## What is being asked
Search the listing below for "Muhammad". Copy each matching line.

Saved data entries
>> START
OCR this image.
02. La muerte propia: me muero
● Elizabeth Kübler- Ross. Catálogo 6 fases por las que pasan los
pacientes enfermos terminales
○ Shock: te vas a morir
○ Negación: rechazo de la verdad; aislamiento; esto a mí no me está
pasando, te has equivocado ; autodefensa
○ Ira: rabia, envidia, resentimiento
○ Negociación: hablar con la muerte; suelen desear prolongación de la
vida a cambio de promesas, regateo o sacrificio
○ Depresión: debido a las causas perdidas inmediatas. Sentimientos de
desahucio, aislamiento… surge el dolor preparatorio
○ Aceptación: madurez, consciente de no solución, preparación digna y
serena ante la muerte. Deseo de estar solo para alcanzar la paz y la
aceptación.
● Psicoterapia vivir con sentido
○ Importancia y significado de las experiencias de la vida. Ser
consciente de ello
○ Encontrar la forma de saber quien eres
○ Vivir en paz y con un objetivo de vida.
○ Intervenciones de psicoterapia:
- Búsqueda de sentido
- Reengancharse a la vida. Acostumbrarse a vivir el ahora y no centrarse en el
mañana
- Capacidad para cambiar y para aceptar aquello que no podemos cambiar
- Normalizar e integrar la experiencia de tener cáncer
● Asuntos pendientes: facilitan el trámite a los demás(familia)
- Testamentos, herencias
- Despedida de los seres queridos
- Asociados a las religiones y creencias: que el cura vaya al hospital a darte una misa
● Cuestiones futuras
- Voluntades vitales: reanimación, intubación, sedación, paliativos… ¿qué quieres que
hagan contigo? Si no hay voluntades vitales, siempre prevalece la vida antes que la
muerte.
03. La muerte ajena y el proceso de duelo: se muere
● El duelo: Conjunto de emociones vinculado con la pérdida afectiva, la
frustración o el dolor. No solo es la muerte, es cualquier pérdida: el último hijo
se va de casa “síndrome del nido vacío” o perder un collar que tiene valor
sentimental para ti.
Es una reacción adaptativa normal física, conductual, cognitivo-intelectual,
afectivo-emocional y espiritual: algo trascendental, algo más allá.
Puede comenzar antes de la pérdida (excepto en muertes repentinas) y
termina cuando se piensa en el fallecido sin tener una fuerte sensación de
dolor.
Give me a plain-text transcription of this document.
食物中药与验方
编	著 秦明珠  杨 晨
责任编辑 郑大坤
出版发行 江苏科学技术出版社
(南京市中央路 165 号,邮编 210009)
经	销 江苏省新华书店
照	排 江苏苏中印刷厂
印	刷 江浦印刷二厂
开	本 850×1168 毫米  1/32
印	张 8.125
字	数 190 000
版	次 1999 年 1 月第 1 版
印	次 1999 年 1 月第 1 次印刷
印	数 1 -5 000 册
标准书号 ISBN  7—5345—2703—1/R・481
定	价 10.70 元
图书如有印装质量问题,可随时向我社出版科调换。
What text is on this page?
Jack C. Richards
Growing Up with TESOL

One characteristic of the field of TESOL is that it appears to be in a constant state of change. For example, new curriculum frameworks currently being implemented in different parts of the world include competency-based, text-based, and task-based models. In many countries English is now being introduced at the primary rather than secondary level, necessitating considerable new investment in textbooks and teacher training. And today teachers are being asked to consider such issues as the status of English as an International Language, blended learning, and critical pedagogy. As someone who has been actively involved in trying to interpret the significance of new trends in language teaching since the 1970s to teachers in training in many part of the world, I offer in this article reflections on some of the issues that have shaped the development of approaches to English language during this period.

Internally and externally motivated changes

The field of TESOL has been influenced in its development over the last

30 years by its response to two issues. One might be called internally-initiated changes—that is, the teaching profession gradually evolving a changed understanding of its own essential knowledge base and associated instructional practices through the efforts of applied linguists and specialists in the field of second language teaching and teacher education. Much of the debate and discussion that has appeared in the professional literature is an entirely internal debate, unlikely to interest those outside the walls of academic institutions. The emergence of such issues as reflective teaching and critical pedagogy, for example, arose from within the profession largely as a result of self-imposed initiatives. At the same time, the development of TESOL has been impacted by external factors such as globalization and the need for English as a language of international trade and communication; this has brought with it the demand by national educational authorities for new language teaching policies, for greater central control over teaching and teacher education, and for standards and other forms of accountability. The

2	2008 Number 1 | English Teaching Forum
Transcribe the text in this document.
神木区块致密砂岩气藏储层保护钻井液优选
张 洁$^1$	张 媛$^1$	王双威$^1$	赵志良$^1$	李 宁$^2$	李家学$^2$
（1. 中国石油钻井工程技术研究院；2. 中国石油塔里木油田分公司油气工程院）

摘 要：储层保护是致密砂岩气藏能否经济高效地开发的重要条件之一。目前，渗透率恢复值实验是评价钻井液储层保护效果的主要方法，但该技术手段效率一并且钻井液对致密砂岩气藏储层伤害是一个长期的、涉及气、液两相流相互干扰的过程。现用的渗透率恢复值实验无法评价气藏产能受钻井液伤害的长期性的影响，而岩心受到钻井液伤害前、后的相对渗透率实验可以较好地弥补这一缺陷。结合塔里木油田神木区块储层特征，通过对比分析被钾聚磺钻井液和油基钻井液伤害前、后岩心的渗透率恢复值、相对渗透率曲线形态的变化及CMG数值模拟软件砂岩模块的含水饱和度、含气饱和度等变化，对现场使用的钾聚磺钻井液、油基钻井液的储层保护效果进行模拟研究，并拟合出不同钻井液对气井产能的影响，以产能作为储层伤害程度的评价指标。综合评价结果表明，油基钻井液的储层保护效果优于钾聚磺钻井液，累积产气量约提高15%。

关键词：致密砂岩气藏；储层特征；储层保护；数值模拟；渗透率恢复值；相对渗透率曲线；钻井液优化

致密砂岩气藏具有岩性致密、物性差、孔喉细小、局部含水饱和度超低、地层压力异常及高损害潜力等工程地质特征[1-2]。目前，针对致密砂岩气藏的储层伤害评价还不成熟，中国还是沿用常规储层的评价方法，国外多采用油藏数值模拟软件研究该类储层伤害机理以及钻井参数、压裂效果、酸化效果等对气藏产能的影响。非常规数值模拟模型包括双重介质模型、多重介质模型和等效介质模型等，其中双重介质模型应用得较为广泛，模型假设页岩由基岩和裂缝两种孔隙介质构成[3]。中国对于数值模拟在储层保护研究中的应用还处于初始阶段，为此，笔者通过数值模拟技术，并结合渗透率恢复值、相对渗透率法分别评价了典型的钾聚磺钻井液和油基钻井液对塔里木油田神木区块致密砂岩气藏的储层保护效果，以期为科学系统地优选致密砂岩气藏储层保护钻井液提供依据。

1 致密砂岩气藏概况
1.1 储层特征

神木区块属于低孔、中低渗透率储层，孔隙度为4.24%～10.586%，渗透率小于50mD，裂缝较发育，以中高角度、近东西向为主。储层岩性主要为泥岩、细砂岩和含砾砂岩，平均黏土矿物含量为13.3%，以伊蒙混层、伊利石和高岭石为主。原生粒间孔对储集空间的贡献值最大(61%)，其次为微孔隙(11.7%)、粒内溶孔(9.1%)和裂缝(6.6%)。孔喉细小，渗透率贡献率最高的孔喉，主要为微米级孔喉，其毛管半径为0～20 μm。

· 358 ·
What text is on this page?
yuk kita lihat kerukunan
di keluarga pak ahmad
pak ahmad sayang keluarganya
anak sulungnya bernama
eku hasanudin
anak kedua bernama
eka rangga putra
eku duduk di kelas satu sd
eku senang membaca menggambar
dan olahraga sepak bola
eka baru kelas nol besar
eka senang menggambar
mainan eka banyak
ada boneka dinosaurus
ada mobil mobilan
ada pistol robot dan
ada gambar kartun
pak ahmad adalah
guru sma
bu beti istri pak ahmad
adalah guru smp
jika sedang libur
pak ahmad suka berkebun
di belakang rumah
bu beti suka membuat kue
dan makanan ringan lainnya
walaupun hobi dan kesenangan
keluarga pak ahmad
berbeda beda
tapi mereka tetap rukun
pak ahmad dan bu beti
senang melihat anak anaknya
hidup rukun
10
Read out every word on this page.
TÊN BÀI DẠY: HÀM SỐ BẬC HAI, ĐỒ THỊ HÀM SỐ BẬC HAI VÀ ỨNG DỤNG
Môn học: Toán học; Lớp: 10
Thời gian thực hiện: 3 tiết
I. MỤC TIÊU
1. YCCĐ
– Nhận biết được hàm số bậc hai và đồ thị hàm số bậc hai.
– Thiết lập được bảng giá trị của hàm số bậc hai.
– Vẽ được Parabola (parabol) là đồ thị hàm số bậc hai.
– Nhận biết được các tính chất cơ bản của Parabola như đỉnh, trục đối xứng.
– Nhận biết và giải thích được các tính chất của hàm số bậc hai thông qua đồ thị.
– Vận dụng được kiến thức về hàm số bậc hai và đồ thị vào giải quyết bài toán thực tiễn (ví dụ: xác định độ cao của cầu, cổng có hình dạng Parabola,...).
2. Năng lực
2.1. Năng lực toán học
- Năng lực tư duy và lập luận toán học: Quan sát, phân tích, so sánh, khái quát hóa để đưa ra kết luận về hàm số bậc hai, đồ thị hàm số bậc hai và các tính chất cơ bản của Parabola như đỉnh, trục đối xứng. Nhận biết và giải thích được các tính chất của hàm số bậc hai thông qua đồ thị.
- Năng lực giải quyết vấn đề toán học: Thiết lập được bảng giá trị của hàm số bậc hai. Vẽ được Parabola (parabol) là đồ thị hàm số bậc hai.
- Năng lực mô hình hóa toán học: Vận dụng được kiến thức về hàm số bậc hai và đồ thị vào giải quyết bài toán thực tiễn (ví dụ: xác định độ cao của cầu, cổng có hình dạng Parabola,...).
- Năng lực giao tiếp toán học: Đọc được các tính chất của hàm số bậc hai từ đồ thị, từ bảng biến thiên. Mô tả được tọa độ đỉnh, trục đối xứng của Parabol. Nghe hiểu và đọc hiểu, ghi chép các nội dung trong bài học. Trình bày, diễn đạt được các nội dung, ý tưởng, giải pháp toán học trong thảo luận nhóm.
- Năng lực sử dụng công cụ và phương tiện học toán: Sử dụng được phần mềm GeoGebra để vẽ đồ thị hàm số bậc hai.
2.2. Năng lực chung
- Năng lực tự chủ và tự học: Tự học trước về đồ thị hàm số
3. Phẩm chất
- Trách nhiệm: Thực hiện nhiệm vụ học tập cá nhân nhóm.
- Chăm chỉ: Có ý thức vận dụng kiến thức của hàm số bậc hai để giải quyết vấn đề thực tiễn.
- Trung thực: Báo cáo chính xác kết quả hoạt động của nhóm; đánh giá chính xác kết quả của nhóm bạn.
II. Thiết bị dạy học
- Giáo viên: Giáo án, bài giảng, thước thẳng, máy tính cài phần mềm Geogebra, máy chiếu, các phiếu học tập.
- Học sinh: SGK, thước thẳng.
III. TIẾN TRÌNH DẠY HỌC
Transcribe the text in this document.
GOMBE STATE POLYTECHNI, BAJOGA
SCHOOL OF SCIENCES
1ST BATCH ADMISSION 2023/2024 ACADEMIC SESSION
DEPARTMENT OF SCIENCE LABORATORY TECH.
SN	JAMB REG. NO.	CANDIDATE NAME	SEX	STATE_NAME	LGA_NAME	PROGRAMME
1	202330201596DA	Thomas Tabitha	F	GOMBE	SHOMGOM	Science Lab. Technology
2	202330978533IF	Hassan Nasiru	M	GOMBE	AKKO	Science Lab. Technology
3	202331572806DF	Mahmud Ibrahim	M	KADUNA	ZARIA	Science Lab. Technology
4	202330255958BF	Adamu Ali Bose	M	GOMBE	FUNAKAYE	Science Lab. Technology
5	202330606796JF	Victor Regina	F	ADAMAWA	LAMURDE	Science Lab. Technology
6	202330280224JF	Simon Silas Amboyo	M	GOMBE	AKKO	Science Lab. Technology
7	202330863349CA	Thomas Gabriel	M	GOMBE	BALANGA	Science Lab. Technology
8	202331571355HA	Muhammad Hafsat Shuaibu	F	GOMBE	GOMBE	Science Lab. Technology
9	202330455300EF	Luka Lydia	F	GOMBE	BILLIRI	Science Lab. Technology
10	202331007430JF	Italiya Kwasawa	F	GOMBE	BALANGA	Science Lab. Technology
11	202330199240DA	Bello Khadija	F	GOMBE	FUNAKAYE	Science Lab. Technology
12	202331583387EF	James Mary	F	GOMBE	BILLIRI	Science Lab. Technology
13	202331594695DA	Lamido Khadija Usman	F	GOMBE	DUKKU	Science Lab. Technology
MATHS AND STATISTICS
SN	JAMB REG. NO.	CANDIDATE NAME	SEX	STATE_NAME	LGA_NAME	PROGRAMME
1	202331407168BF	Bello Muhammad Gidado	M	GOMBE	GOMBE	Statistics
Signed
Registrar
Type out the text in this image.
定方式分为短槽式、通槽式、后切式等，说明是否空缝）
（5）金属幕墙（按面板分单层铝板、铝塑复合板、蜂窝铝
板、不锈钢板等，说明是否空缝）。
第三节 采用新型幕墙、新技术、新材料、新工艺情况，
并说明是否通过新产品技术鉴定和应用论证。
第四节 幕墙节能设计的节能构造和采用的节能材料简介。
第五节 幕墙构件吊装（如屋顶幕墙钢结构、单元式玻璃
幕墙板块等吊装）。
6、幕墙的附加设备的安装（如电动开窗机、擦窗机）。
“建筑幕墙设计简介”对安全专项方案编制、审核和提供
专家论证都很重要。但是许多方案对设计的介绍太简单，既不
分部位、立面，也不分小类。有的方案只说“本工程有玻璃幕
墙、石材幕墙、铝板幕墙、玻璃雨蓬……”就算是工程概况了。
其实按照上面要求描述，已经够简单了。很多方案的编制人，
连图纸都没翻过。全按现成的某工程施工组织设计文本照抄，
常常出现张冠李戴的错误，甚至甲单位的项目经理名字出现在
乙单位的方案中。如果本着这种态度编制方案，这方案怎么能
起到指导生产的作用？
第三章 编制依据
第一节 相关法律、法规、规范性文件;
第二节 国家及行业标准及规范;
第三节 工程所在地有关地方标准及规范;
>> END
## Solution to the exercise
8	202331571355HA	Muhammad Hafsat Shuaibu	F	GOMBE	GOMBE	Science Lab. Technology
1	202331407168BF	Bello Muhammad Gidado	M	GOMBE	GOMBE	Statistics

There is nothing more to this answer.